-- start --
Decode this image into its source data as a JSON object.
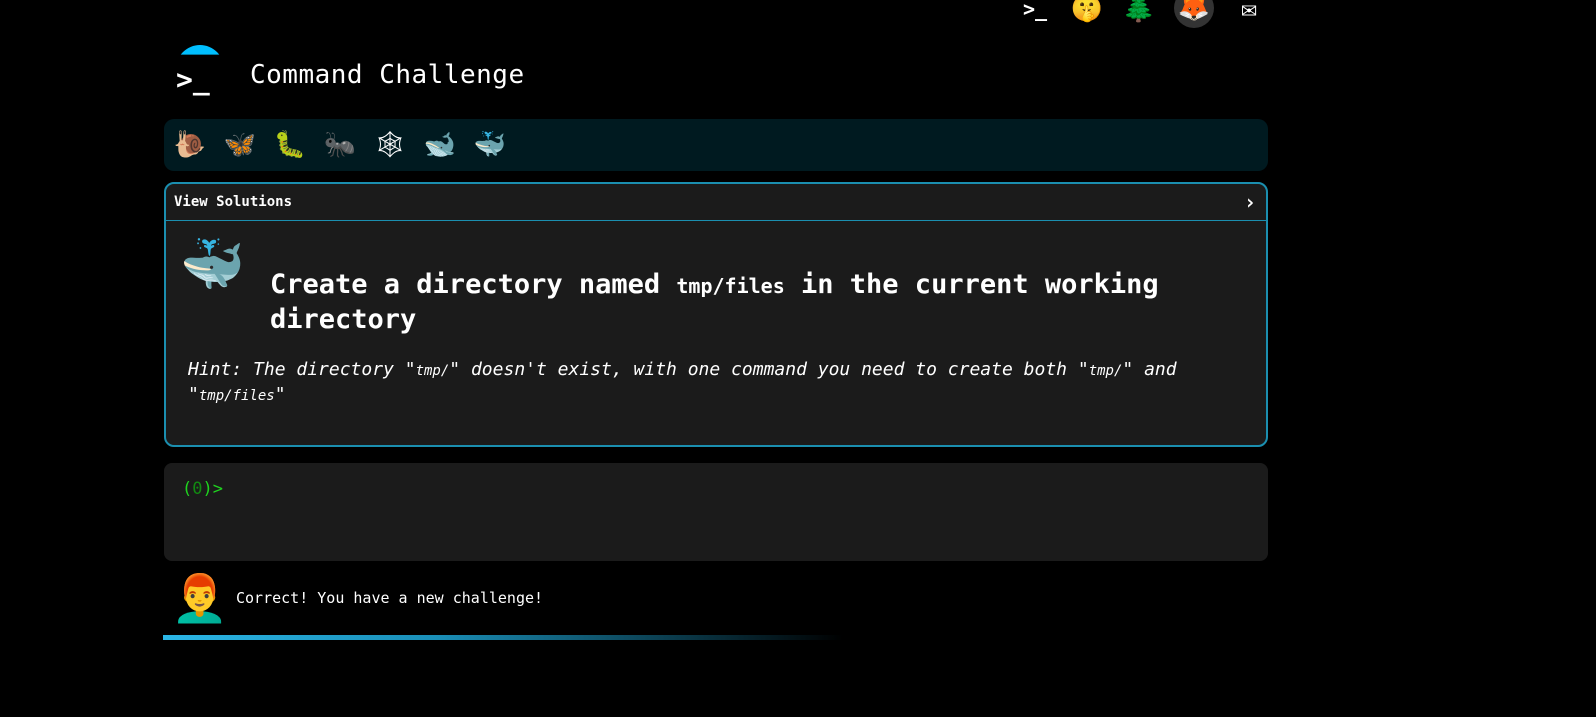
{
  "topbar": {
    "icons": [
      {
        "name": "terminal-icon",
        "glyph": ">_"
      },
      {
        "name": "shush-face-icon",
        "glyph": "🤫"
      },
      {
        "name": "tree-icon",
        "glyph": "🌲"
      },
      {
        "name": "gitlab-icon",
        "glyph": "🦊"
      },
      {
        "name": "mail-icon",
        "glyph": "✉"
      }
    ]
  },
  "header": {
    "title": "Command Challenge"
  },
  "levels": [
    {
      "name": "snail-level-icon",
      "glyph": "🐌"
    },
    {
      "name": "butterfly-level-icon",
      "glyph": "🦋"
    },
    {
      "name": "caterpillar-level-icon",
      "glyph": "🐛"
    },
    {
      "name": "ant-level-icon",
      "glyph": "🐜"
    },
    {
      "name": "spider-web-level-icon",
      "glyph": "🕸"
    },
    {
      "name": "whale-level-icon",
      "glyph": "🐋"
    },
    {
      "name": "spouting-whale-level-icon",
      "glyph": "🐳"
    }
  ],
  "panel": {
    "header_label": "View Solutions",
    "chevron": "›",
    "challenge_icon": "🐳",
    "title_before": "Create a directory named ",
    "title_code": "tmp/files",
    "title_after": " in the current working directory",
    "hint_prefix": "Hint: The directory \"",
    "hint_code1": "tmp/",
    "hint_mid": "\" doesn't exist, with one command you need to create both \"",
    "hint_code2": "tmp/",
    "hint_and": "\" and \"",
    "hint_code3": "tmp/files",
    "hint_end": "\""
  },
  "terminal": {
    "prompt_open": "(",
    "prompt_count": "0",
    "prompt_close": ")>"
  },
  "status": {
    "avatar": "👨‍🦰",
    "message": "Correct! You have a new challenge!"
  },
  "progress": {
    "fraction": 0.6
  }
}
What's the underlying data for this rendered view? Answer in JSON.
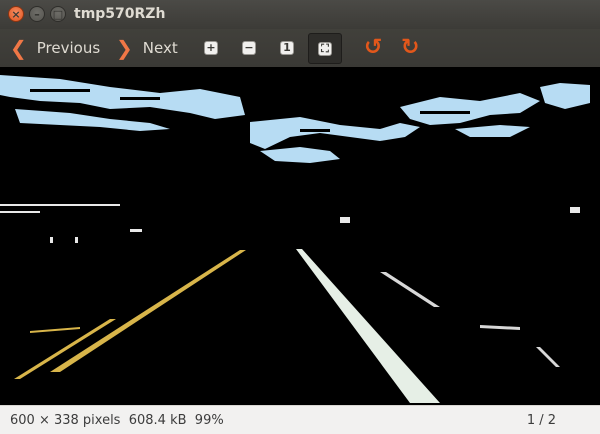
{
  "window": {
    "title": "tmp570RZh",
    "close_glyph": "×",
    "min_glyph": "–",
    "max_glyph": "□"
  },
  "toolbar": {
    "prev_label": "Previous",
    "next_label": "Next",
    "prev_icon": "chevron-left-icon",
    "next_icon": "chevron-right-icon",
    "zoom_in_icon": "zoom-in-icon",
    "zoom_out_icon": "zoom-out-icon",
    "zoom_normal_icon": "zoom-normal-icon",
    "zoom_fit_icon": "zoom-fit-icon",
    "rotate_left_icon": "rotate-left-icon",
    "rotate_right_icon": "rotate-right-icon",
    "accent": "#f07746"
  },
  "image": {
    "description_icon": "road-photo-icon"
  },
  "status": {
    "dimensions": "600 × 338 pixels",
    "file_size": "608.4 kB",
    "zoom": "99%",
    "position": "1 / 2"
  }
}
-- end --
Using the entries above, return each line in which the word "this" occurs.

**EXERCISE ANSWER:**
Decode this image into its source data as a JSON object.
What's the underlying data for this rendered view? Answer in JSON.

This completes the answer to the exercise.